[BEGIN Data for the task]
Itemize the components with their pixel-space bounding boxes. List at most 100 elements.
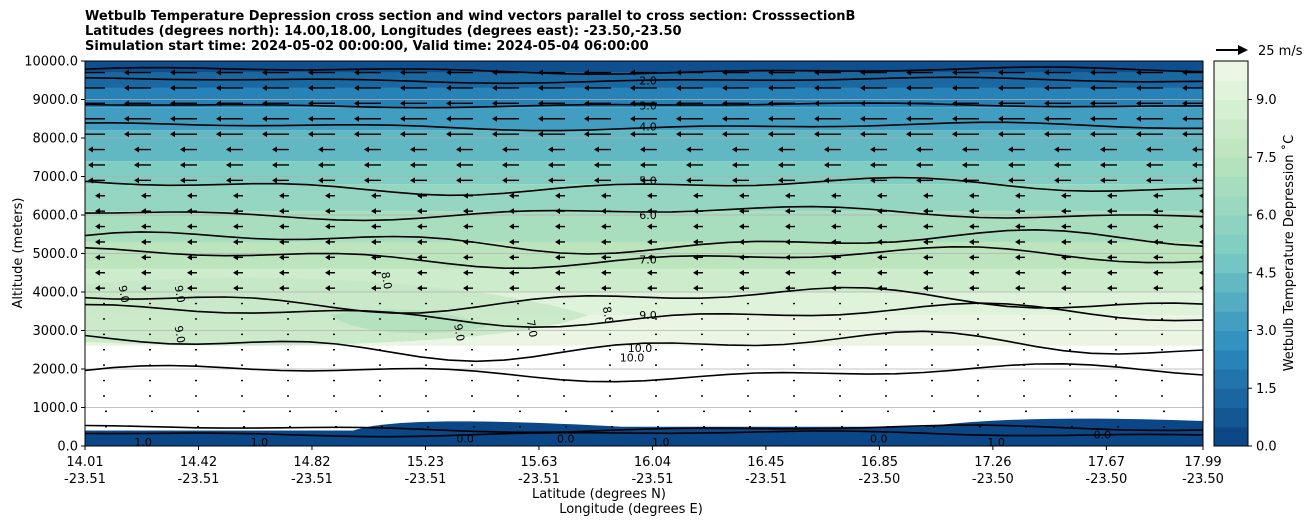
contour-label: 4.0 — [639, 120, 657, 133]
wind-vector-head — [1146, 177, 1151, 184]
wind-vector-head — [170, 100, 175, 107]
wind-vector-head — [456, 146, 461, 153]
wind-vector-head — [95, 192, 100, 199]
wind-vector-head — [1199, 224, 1203, 229]
wind-vector-head — [555, 269, 560, 276]
wind-vector-head — [502, 161, 507, 168]
wind-vector-head — [463, 285, 468, 292]
wind-vector-head — [952, 131, 957, 138]
wind-vector-head — [180, 161, 185, 168]
wind-vector-head — [1136, 69, 1141, 76]
wind-vector-head — [308, 69, 313, 76]
wind-vector-head — [1100, 161, 1105, 168]
wind-vector-head — [860, 131, 865, 138]
colorbar-tick-label: 3.0 — [1256, 324, 1277, 339]
wind-vector-head — [1199, 193, 1203, 199]
wind-vector-head — [417, 223, 422, 230]
wind-vector-head — [962, 161, 967, 168]
wind-vector-head — [325, 192, 330, 199]
wind-vector-head — [1199, 285, 1203, 291]
wind-vector-head — [1153, 223, 1158, 230]
wind-vector-head — [1199, 270, 1203, 276]
wind-vector-head — [272, 146, 277, 153]
contour-label: 0.0 — [1094, 428, 1112, 441]
wind-vector-head — [860, 100, 865, 107]
wind-vector-head — [1090, 100, 1095, 107]
wind-vector-head — [969, 254, 974, 261]
wind-vector-head — [998, 100, 1003, 107]
wind-vector-head — [630, 115, 635, 122]
wind-vector-head — [768, 69, 773, 76]
wind-vector-head — [969, 269, 974, 276]
wind-vector-head — [923, 254, 928, 261]
colorbar-tick-label: 0.0 — [1256, 440, 1277, 455]
wind-vector-head — [676, 131, 681, 138]
wind-vector-head — [1182, 131, 1187, 138]
wind-vector-head — [1182, 69, 1187, 76]
wind-vector-head — [732, 177, 737, 184]
wind-vector-head — [400, 84, 405, 91]
quiver-key: 25 m/s — [1216, 44, 1303, 59]
colorbar-segment — [1214, 292, 1248, 312]
wind-vector-head — [686, 177, 691, 184]
contour-label: 8.0 — [378, 271, 394, 290]
wind-vector-head — [877, 192, 882, 199]
wind-vector-head — [88, 177, 93, 184]
wind-vector-head — [676, 100, 681, 107]
wind-vector-head — [1061, 208, 1066, 215]
wind-vector-head — [463, 208, 468, 215]
wind-vector-head — [722, 115, 727, 122]
x-tick-label-lat: 16.45 — [747, 455, 784, 470]
fill-band — [85, 345, 1203, 431]
fill-blob — [330, 309, 488, 334]
wind-vector-head — [446, 69, 451, 76]
wind-vector-head — [318, 161, 323, 168]
wind-vector-head — [785, 285, 790, 292]
wind-vector-head — [739, 269, 744, 276]
wind-vector-head — [502, 177, 507, 184]
wind-vector-head — [141, 269, 146, 276]
contour-label: 9.0 — [451, 323, 467, 342]
wind-vector-head — [463, 223, 468, 230]
wind-vector-head — [308, 84, 313, 91]
x-tick-label-lon: -23.51 — [64, 472, 106, 487]
wind-vector-head — [962, 146, 967, 153]
wind-vector-head — [1054, 161, 1059, 168]
wind-vector-head — [722, 69, 727, 76]
colorbar-segment — [1214, 311, 1248, 331]
wind-vector-head — [1107, 192, 1112, 199]
contour-label: 1.0 — [251, 436, 269, 449]
wind-vector-head — [279, 192, 284, 199]
x-axis: 14.01 -23.51 14.42 -23.51 14.82 -23.51 15.23 -2… — [64, 446, 1224, 487]
contour-label: 6.0 — [639, 209, 657, 222]
wind-vector-head — [831, 223, 836, 230]
x-tick-label-lon: -23.51 — [291, 472, 333, 487]
wind-vector-head — [814, 69, 819, 76]
wind-vector-head — [1153, 269, 1158, 276]
x-tick-label-lon: -23.51 — [745, 472, 787, 487]
wind-vector-head — [187, 192, 192, 199]
x-tick-label-lat: 15.63 — [520, 455, 557, 470]
wind-vector-head — [95, 223, 100, 230]
wind-vector-head — [124, 84, 129, 91]
wind-vector-head — [1008, 146, 1013, 153]
wind-vector-head — [969, 238, 974, 245]
colorbar-segment — [1214, 272, 1248, 293]
wind-vector-head — [824, 146, 829, 153]
wind-vector-head — [647, 285, 652, 292]
wind-vector-head — [318, 177, 323, 184]
wind-vector-head — [492, 100, 497, 107]
wind-vector-head — [778, 161, 783, 168]
wind-vector-head — [1015, 208, 1020, 215]
wind-vector-head — [998, 84, 1003, 91]
quiver-key-arrowhead — [1238, 45, 1248, 55]
wind-vector-head — [952, 69, 957, 76]
wind-vector-head — [768, 131, 773, 138]
x-tick-label-lon: -23.50 — [1085, 472, 1127, 487]
contour-lines — [85, 66, 1203, 438]
wind-vector-head — [233, 269, 238, 276]
wind-vector-head — [502, 146, 507, 153]
wind-vector-head — [998, 131, 1003, 138]
wind-vector-head — [877, 223, 882, 230]
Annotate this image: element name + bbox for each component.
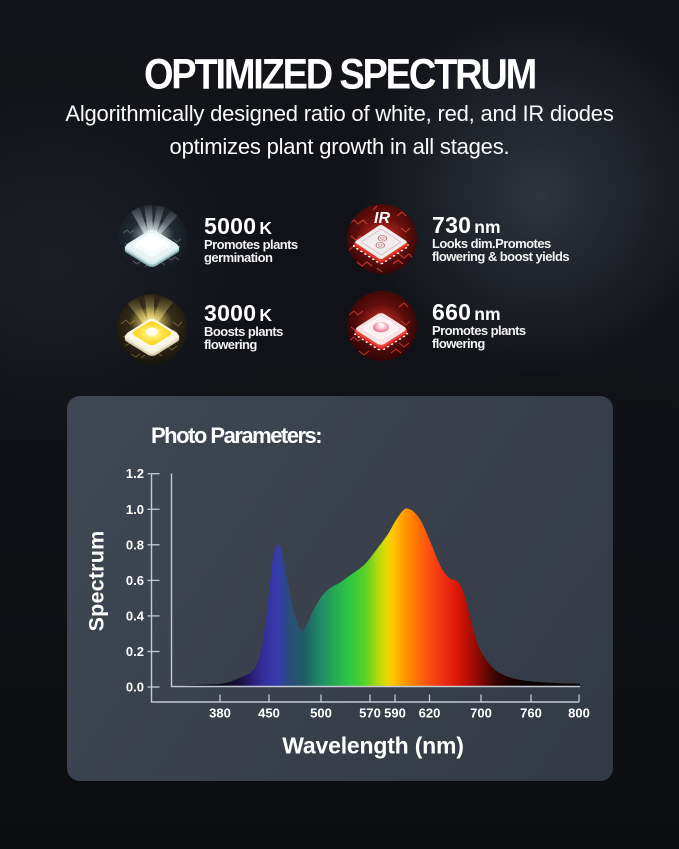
svg-text:450: 450 (258, 706, 280, 721)
svg-text:620: 620 (419, 706, 441, 721)
svg-text:Wavelength (nm): Wavelength (nm) (282, 733, 463, 759)
svg-text:0.2: 0.2 (126, 644, 144, 659)
svg-text:1.0: 1.0 (126, 502, 144, 517)
svg-text:570: 570 (359, 706, 381, 721)
svg-text:Photo Parameters:: Photo Parameters: (151, 423, 321, 448)
svg-text:1.2: 1.2 (126, 466, 144, 481)
svg-text:0.4: 0.4 (126, 608, 145, 623)
svg-text:700: 700 (470, 706, 492, 721)
svg-text:380: 380 (209, 706, 231, 721)
svg-text:IR: IR (374, 210, 390, 227)
svg-text:800: 800 (568, 706, 590, 721)
svg-text:590: 590 (384, 706, 406, 721)
svg-text:0.0: 0.0 (126, 680, 144, 695)
svg-text:500: 500 (310, 706, 332, 721)
svg-text:Spectrum: Spectrum (85, 531, 109, 632)
svg-text:0.8: 0.8 (126, 537, 144, 552)
svg-text:760: 760 (520, 706, 542, 721)
svg-text:0.6: 0.6 (126, 573, 144, 588)
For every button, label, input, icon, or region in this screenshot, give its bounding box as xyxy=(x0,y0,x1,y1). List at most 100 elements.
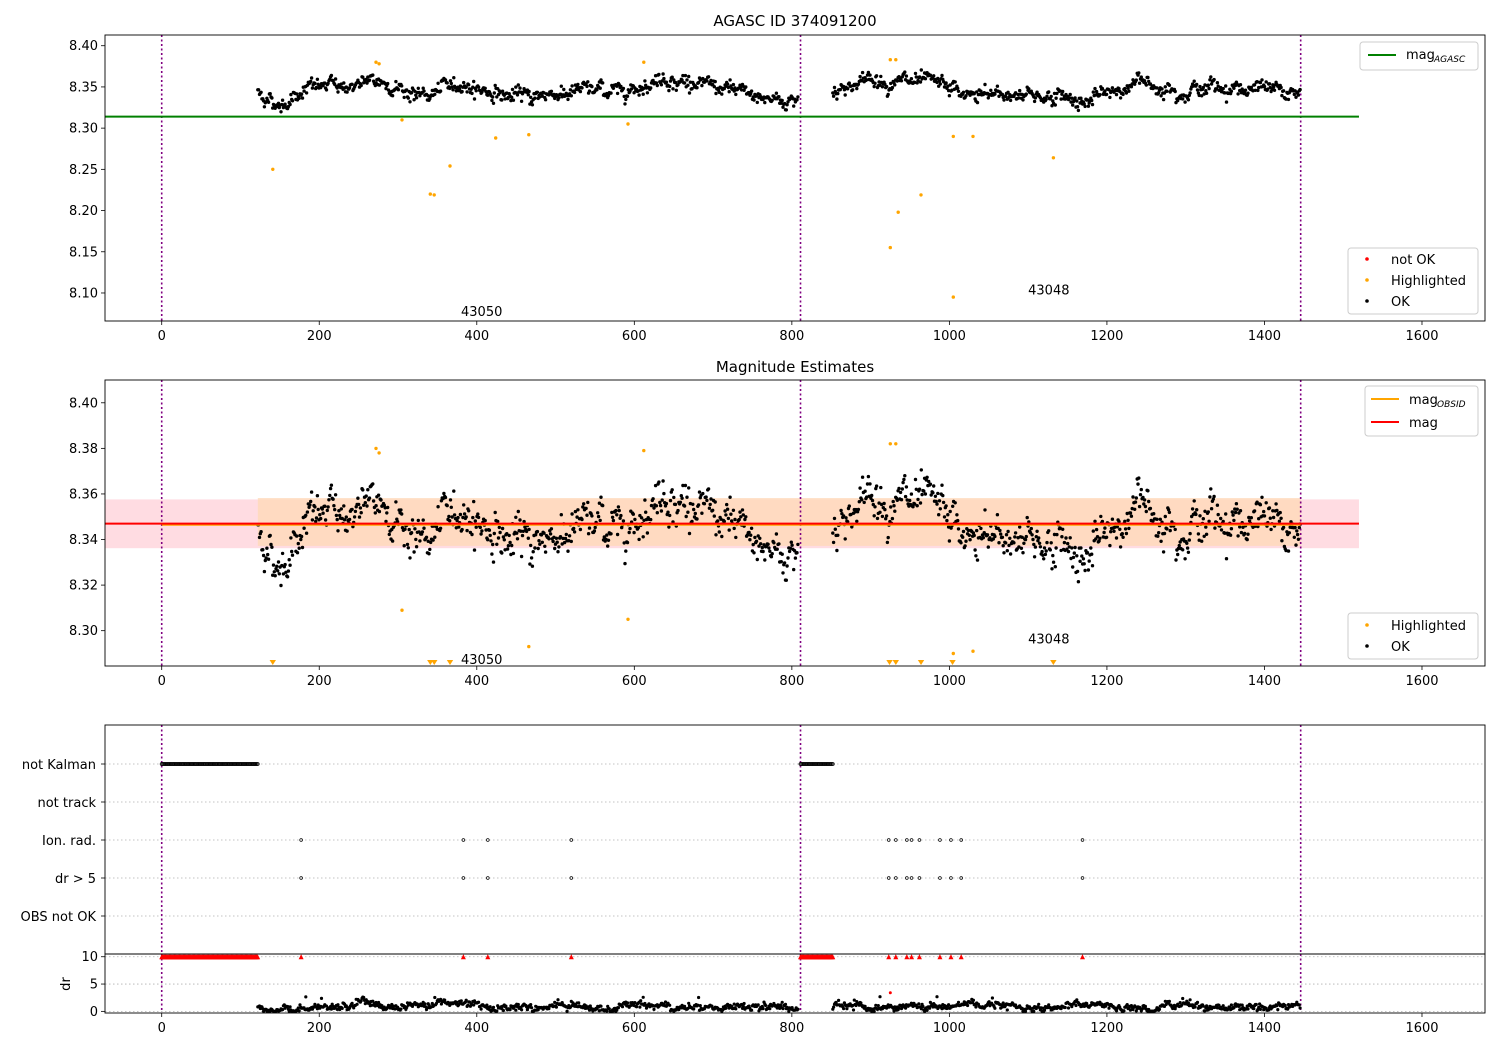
flag-marker xyxy=(959,838,963,842)
ok-point xyxy=(610,515,615,519)
ok-point xyxy=(1075,99,1079,103)
highlighted-point xyxy=(374,60,378,64)
ok-point xyxy=(452,513,457,517)
ok-point xyxy=(961,535,965,539)
dr-point xyxy=(639,999,643,1003)
ok-point xyxy=(281,572,286,576)
ok-point xyxy=(856,82,861,87)
ok-point xyxy=(657,72,661,77)
ok-point xyxy=(1280,539,1284,543)
ok-point xyxy=(1176,546,1181,551)
ok-point xyxy=(1173,89,1177,94)
ok-point xyxy=(1236,92,1240,96)
ok-point xyxy=(488,533,492,538)
ok-point xyxy=(877,501,881,505)
dr-point xyxy=(1143,1004,1147,1009)
ok-point xyxy=(729,512,733,516)
ok-point xyxy=(671,87,675,91)
ok-point xyxy=(390,94,395,98)
ok-point xyxy=(418,539,422,543)
flag-marker xyxy=(909,876,914,880)
ok-point xyxy=(832,85,837,90)
highlighted-point xyxy=(448,164,452,168)
ok-point xyxy=(364,494,368,498)
ok-point xyxy=(940,483,944,487)
ok-point xyxy=(344,515,348,519)
ok-point xyxy=(376,493,381,497)
ok-point xyxy=(483,518,487,523)
highlighted-point xyxy=(494,136,498,140)
ok-point xyxy=(433,535,437,539)
ok-point xyxy=(484,90,488,94)
dr-point xyxy=(520,1008,524,1012)
ok-point xyxy=(712,514,716,518)
ok-point xyxy=(297,546,301,550)
ok-point xyxy=(975,558,980,562)
ok-point xyxy=(879,74,883,79)
ok-point xyxy=(323,518,328,522)
ok-point xyxy=(581,505,585,509)
ok-point xyxy=(299,537,303,542)
ok-point xyxy=(265,546,269,550)
ok-point xyxy=(1148,506,1153,511)
ok-point xyxy=(909,77,914,81)
ok-point xyxy=(1236,534,1240,538)
ok-point xyxy=(1004,94,1008,99)
ok-point xyxy=(467,83,471,87)
ok-point xyxy=(1133,500,1138,504)
ok-point xyxy=(533,546,537,550)
ok-point xyxy=(1221,519,1225,524)
x-tick-label: 600 xyxy=(622,1021,647,1036)
ok-point xyxy=(531,550,535,554)
ok-point xyxy=(1252,83,1257,87)
ok-point xyxy=(358,506,363,510)
ok-point xyxy=(781,571,785,575)
ok-point xyxy=(598,86,602,90)
dr-clipped-marker xyxy=(485,954,491,960)
dr-point xyxy=(917,1002,921,1006)
ok-point xyxy=(739,88,744,92)
dr-point xyxy=(1188,998,1192,1002)
ok-point xyxy=(1067,96,1072,100)
ok-point xyxy=(352,515,357,519)
ok-point xyxy=(1260,495,1264,499)
ok-point xyxy=(601,503,605,508)
ok-point xyxy=(1233,510,1238,515)
ok-point xyxy=(1271,515,1276,520)
ok-point xyxy=(266,552,270,557)
ok-point xyxy=(257,535,262,540)
dr-point xyxy=(845,1007,849,1011)
flag-marker xyxy=(461,876,466,880)
ok-point xyxy=(1083,568,1087,573)
ok-point xyxy=(1143,504,1148,509)
ok-point xyxy=(938,507,942,511)
ok-point xyxy=(273,106,277,111)
ok-point xyxy=(633,517,637,522)
dr-point xyxy=(439,1002,443,1006)
ok-point xyxy=(889,81,893,86)
x-tick-label: 1600 xyxy=(1405,674,1438,689)
ok-point xyxy=(882,501,886,506)
ok-point xyxy=(497,525,501,530)
ok-point xyxy=(1133,82,1137,86)
ok-point xyxy=(1018,525,1022,529)
ok-point xyxy=(971,531,976,535)
dr-point xyxy=(439,997,443,1001)
ok-point xyxy=(1257,517,1261,521)
dr-point xyxy=(1074,1003,1078,1008)
ok-point xyxy=(559,513,563,517)
ok-point xyxy=(518,518,522,522)
ok-point xyxy=(708,502,712,507)
ok-point xyxy=(516,83,520,87)
ok-point xyxy=(904,74,909,78)
ok-point xyxy=(884,84,889,89)
ok-point xyxy=(1098,93,1102,97)
ok-point xyxy=(956,89,961,94)
legend-marker xyxy=(1365,257,1369,261)
ok-point xyxy=(1055,532,1059,537)
ok-point xyxy=(572,526,576,531)
ok-point xyxy=(1139,75,1144,79)
ok-point xyxy=(1061,89,1065,94)
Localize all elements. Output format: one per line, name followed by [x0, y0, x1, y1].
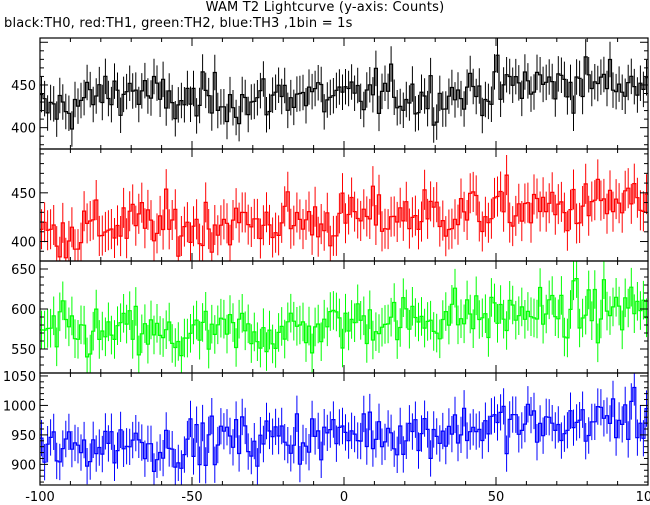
y-tick-label: 400 [11, 122, 36, 137]
series-th3 [40, 373, 648, 485]
y-tick-label: 600 [11, 303, 36, 318]
y-tick-label: 950 [11, 429, 36, 444]
step-line-th3 [40, 386, 648, 472]
chart-title: WAM T2 Lightcurve (y-axis: Counts) [205, 0, 445, 15]
y-tick-label: 450 [11, 187, 36, 202]
x-tick-label: 0 [340, 490, 348, 505]
y-tick-label: 400 [11, 236, 36, 251]
y-tick-label: 450 [11, 79, 36, 94]
x-tick-label: -50 [181, 490, 202, 505]
step-line-th0 [40, 54, 648, 130]
chart-subtitle: black:TH0, red:TH1, green:TH2, blue:TH3 … [4, 16, 353, 31]
series-th1 [40, 155, 648, 261]
y-tick-label: 900 [11, 458, 36, 473]
y-tick-label: 1050 [3, 370, 36, 385]
x-tick-label: 50 [488, 490, 505, 505]
step-line-th1 [40, 174, 648, 259]
series-th0 [40, 38, 648, 147]
y-tick-label: 1000 [3, 399, 36, 414]
y-tick-label: 650 [11, 263, 36, 278]
y-tick-label: 550 [11, 343, 36, 358]
x-tick-label: -100 [25, 490, 55, 505]
series-th2 [40, 261, 648, 373]
x-tick-label: 100 [636, 490, 650, 505]
step-line-th2 [40, 278, 648, 358]
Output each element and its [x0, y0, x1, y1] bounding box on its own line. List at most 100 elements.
[END Data for the task]
#### [Set task]
Quote the listing verbatim, starting at the line that contains "svg-text:450: 450 (258, 706, 280, 721)" and ending after the line that contains "For every button, label, input, icon, or".

#### [Exercise response]
svg-text:450: 450 (258, 706, 280, 721)
svg-text:620: 620 (419, 706, 441, 721)
svg-text:Wavelength (nm): Wavelength (nm) (282, 733, 463, 759)
svg-text:0.2: 0.2 (126, 644, 144, 659)
svg-text:1.0: 1.0 (126, 502, 144, 517)
svg-text:570: 570 (359, 706, 381, 721)
svg-text:Photo Parameters:: Photo Parameters: (151, 423, 321, 448)
svg-text:1.2: 1.2 (126, 466, 144, 481)
svg-text:0.4: 0.4 (126, 608, 145, 623)
svg-text:700: 700 (470, 706, 492, 721)
svg-text:380: 380 (209, 706, 231, 721)
svg-text:IR: IR (374, 210, 390, 227)
svg-text:800: 800 (568, 706, 590, 721)
svg-text:590: 590 (384, 706, 406, 721)
svg-text:0.0: 0.0 (126, 680, 144, 695)
svg-text:500: 500 (310, 706, 332, 721)
svg-text:Spectrum: Spectrum (85, 531, 109, 632)
svg-text:0.8: 0.8 (126, 537, 144, 552)
svg-text:760: 760 (520, 706, 542, 721)
svg-text:0.6: 0.6 (126, 573, 144, 588)
For every button, label, input, icon, or region in this screenshot, give its bounding box as xyxy=(x0,y0,x1,y1). List at most 100 elements.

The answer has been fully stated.